### DO THIS
Each record is to be printed again precisely as it reads.

### MATERIAL SUPPLIED
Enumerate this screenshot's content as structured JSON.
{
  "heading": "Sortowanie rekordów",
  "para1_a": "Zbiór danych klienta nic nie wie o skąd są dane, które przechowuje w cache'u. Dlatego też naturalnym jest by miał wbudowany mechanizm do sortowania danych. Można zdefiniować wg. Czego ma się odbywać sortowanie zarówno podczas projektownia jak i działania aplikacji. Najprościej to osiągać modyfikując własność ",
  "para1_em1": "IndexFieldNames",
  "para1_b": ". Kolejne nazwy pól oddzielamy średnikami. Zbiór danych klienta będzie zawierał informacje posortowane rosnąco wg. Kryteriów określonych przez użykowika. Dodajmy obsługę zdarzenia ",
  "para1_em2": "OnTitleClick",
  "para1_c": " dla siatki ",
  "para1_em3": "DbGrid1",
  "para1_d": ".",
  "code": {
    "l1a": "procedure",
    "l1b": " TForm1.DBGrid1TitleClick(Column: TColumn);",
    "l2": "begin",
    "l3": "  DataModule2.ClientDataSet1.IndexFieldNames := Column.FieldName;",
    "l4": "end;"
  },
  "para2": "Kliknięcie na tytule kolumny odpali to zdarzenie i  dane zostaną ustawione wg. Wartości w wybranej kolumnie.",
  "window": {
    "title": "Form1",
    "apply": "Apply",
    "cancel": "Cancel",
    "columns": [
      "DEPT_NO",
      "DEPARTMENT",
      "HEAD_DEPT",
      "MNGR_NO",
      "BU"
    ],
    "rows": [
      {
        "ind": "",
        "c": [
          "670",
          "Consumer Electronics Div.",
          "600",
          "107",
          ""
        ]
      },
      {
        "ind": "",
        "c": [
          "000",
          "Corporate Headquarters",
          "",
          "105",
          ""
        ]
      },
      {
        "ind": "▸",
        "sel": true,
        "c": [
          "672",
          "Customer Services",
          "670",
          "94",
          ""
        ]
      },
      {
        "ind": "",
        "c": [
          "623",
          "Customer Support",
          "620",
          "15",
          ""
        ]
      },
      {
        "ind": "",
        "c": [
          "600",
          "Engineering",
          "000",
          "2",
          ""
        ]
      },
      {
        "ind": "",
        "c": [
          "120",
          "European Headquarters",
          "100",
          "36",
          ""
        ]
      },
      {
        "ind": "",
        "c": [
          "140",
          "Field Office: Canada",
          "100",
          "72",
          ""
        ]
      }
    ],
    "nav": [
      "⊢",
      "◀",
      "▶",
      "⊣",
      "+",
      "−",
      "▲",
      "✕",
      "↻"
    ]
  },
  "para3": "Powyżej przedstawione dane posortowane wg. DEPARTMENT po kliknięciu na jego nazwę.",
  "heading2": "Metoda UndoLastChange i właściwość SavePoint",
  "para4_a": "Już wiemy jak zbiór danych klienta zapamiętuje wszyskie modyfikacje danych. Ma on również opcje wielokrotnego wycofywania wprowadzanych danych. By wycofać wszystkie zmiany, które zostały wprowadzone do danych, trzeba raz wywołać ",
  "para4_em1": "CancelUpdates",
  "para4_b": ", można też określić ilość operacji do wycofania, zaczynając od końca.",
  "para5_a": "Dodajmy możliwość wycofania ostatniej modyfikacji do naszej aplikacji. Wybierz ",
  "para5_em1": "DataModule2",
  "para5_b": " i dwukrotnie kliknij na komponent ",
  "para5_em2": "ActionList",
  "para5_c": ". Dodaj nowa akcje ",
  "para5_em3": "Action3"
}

### RESPONSE
Enumerate this screenshot's content as structured JSON.
{
  "heading": "Sortowanie rekordów",
  "para1_a": "Zbiór danych klienta nic nie wie o skąd są dane, które przechowuje w cache'u. Dlatego też naturalnym jest by miał wbudowany mechanizm do sortowania danych. Można zdefiniować wg. Czego ma się odbywać sortowanie zarówno podczas projektownia jak i działania aplikacji. Najprościej to osiągać modyfikując własność ",
  "para1_em1": "IndexFieldNames",
  "para1_b": ". Kolejne nazwy pól oddzielamy średnikami. Zbiór danych klienta będzie zawierał informacje posortowane rosnąco wg. Kryteriów określonych przez użykowika. Dodajmy obsługę zdarzenia ",
  "para1_em2": "OnTitleClick",
  "para1_c": " dla siatki ",
  "para1_em3": "DbGrid1",
  "para1_d": ".",
  "code": {
    "l1a": "procedure",
    "l1b": " TForm1.DBGrid1TitleClick(Column: TColumn);",
    "l2": "begin",
    "l3": "  DataModule2.ClientDataSet1.IndexFieldNames := Column.FieldName;",
    "l4": "end;"
  },
  "para2": "Kliknięcie na tytule kolumny odpali to zdarzenie i  dane zostaną ustawione wg. Wartości w wybranej kolumnie.",
  "window": {
    "title": "Form1",
    "apply": "Apply",
    "cancel": "Cancel",
    "columns": [
      "DEPT_NO",
      "DEPARTMENT",
      "HEAD_DEPT",
      "MNGR_NO",
      "BU"
    ],
    "rows": [
      {
        "ind": "",
        "c": [
          "670",
          "Consumer Electronics Div.",
          "600",
          "107",
          ""
        ]
      },
      {
        "ind": "",
        "c": [
          "000",
          "Corporate Headquarters",
          "",
          "105",
          ""
        ]
      },
      {
        "ind": "▸",
        "sel": true,
        "c": [
          "672",
          "Customer Services",
          "670",
          "94",
          ""
        ]
      },
      {
        "ind": "",
        "c": [
          "623",
          "Customer Support",
          "620",
          "15",
          ""
        ]
      },
      {
        "ind": "",
        "c": [
          "600",
          "Engineering",
          "000",
          "2",
          ""
        ]
      },
      {
        "ind": "",
        "c": [
          "120",
          "European Headquarters",
          "100",
          "36",
          ""
        ]
      },
      {
        "ind": "",
        "c": [
          "140",
          "Field Office: Canada",
          "100",
          "72",
          ""
        ]
      }
    ],
    "nav": [
      "⊢",
      "◀",
      "▶",
      "⊣",
      "+",
      "−",
      "▲",
      "✕",
      "↻"
    ]
  },
  "para3": "Powyżej przedstawione dane posortowane wg. DEPARTMENT po kliknięciu na jego nazwę.",
  "heading2": "Metoda UndoLastChange i właściwość SavePoint",
  "para4_a": "Już wiemy jak zbiór danych klienta zapamiętuje wszyskie modyfikacje danych. Ma on również opcje wielokrotnego wycofywania wprowadzanych danych. By wycofać wszystkie zmiany, które zostały wprowadzone do danych, trzeba raz wywołać ",
  "para4_em1": "CancelUpdates",
  "para4_b": ", można też określić ilość operacji do wycofania, zaczynając od końca.",
  "para5_a": "Dodajmy możliwość wycofania ostatniej modyfikacji do naszej aplikacji. Wybierz ",
  "para5_em1": "DataModule2",
  "para5_b": " i dwukrotnie kliknij na komponent ",
  "para5_em2": "ActionList",
  "para5_c": ". Dodaj nowa akcje ",
  "para5_em3": "Action3"
}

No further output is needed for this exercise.